■ **REQUEST**: Copy out all lines that hold "name".

■ **Records contained in a dataset**:

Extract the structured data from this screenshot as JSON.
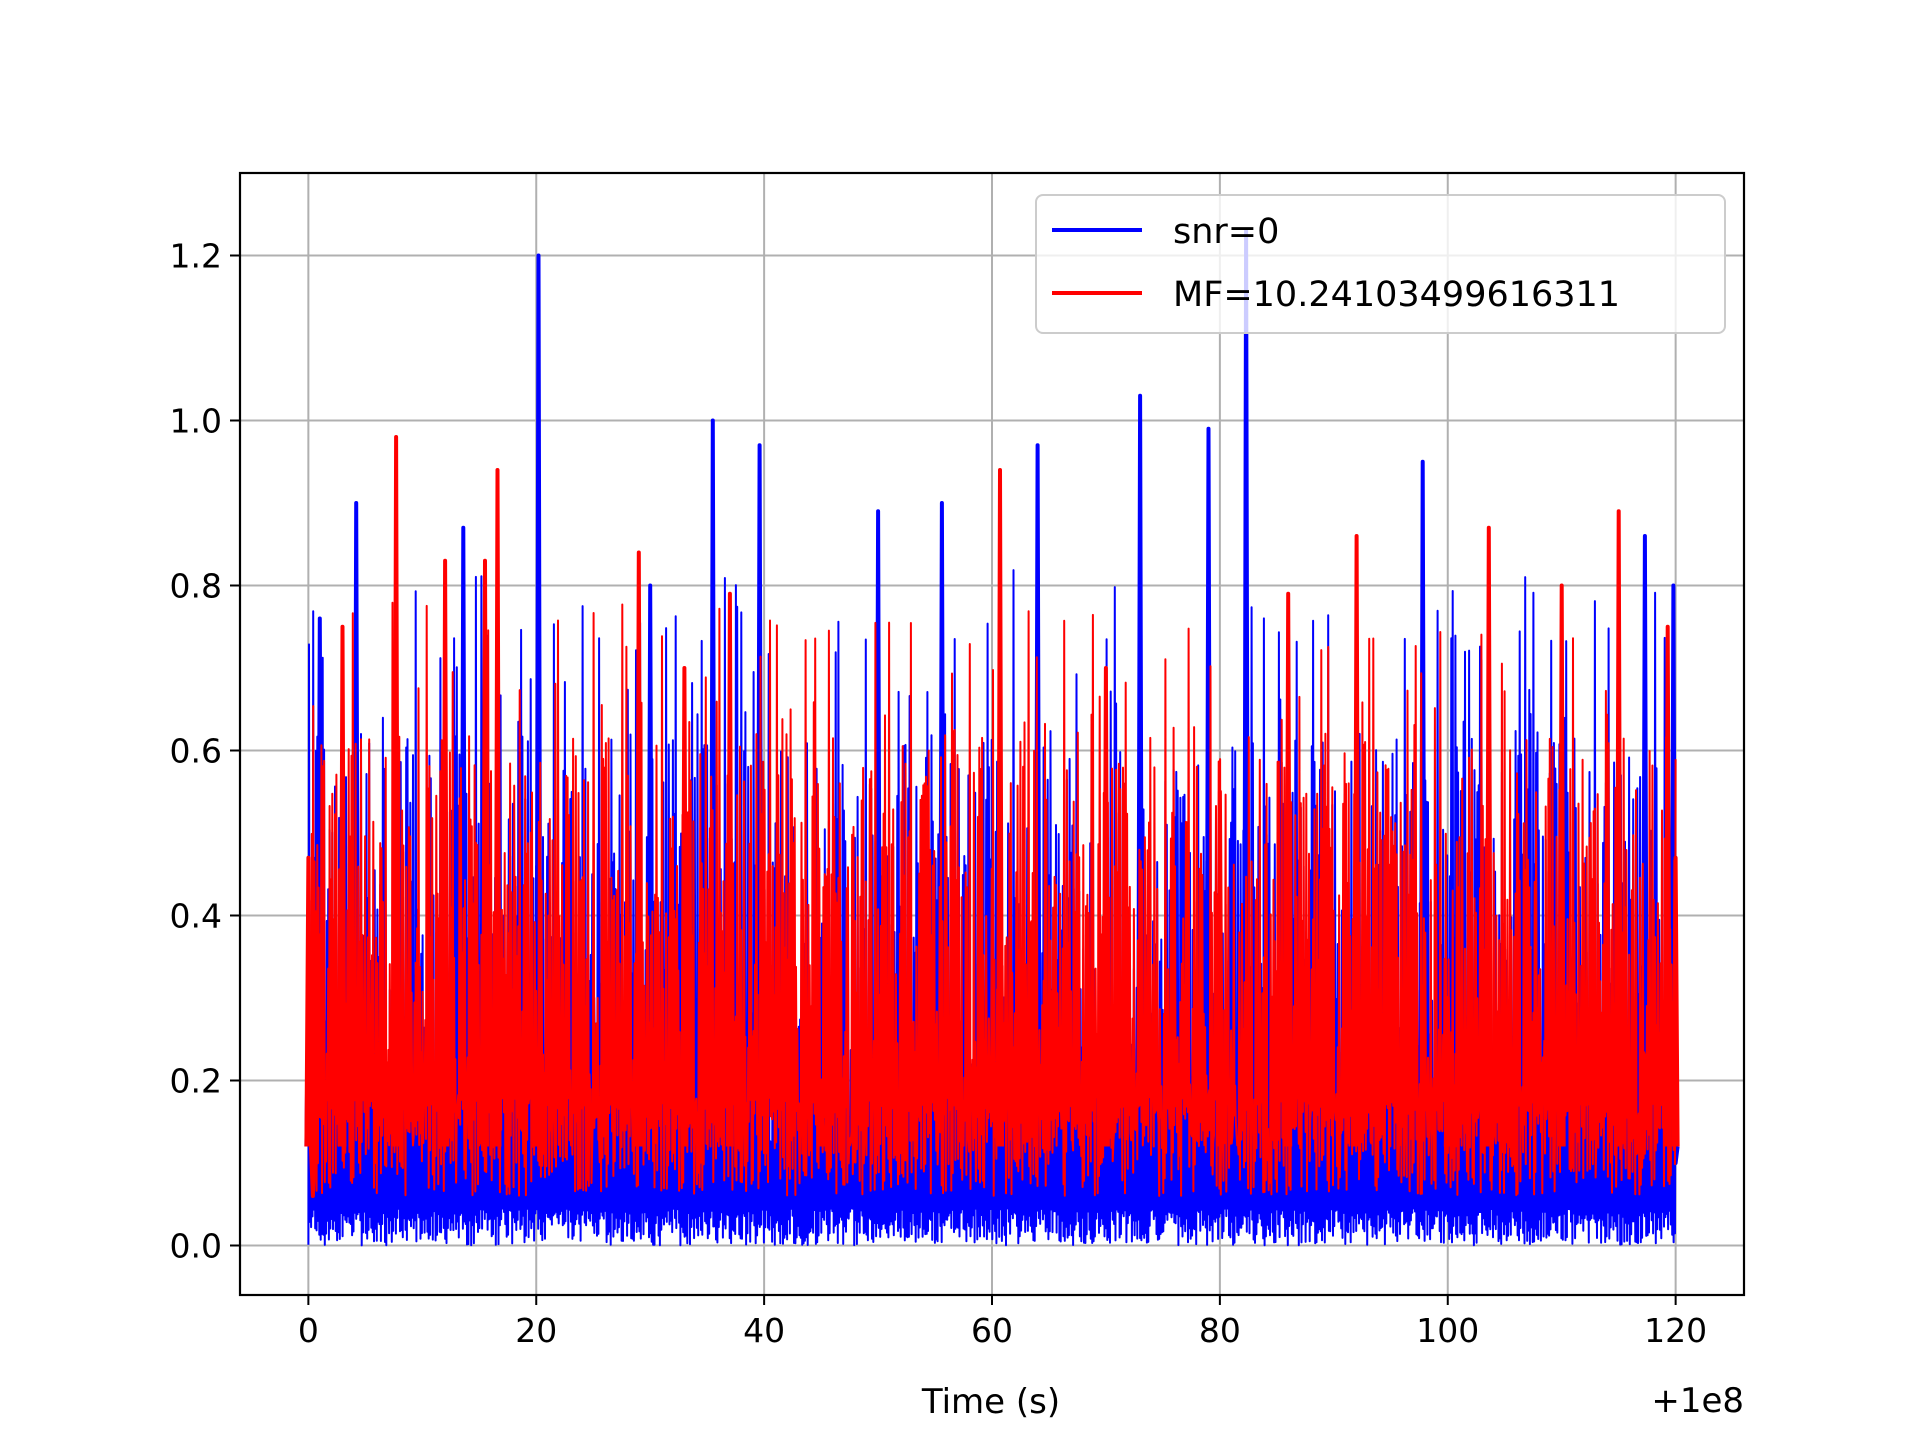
{
  "chart_data": {
    "type": "line",
    "title": "",
    "xlabel": "Time (s)",
    "ylabel": "",
    "x_offset_text": "+1e8",
    "xlim": [
      -6,
      126
    ],
    "ylim": [
      -0.06,
      1.3
    ],
    "xticks": [
      0,
      20,
      40,
      60,
      80,
      100,
      120
    ],
    "xtick_labels": [
      "0",
      "20",
      "40",
      "60",
      "80",
      "100",
      "120"
    ],
    "yticks": [
      0.0,
      0.2,
      0.4,
      0.6,
      0.8,
      1.0,
      1.2
    ],
    "ytick_labels": [
      "0.0",
      "0.2",
      "0.4",
      "0.6",
      "0.8",
      "1.0",
      "1.2"
    ],
    "grid": true,
    "legend_position": "top-right",
    "series": [
      {
        "name": "snr=0",
        "color": "#0000ff",
        "x": [
          0.0,
          0.5,
          1.0,
          2.0,
          4.2,
          8.0,
          13.6,
          20.2,
          25.0,
          30.0,
          35.5,
          39.6,
          50.0,
          55.6,
          60.0,
          64.0,
          70.0,
          73.0,
          79.0,
          82.3,
          90.0,
          97.8,
          105.0,
          110.0,
          117.3,
          119.8,
          120.0
        ],
        "values": [
          0.33,
          0.05,
          0.76,
          0.3,
          0.9,
          0.25,
          0.87,
          1.2,
          0.3,
          0.8,
          1.0,
          0.97,
          0.89,
          0.9,
          0.3,
          0.97,
          0.25,
          1.03,
          0.99,
          1.23,
          0.25,
          0.95,
          0.3,
          0.5,
          0.86,
          0.8,
          0.1
        ]
      },
      {
        "name": "MF=10.24103499616311",
        "color": "#ff0000",
        "x": [
          0.0,
          0.4,
          3.0,
          7.7,
          12.0,
          15.5,
          16.6,
          20.0,
          29.0,
          33.0,
          37.0,
          45.0,
          60.7,
          70.0,
          80.0,
          86.0,
          92.0,
          100.0,
          103.6,
          110.0,
          115.0,
          119.3,
          120.0
        ],
        "values": [
          0.47,
          0.06,
          0.75,
          0.98,
          0.83,
          0.83,
          0.94,
          0.2,
          0.84,
          0.7,
          0.79,
          0.2,
          0.94,
          0.7,
          0.55,
          0.79,
          0.86,
          0.3,
          0.87,
          0.8,
          0.89,
          0.75,
          0.47
        ]
      }
    ]
  }
}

■ **RESULT**:
        "name": "snr=0",
        "name": "MF=10.24103499616311",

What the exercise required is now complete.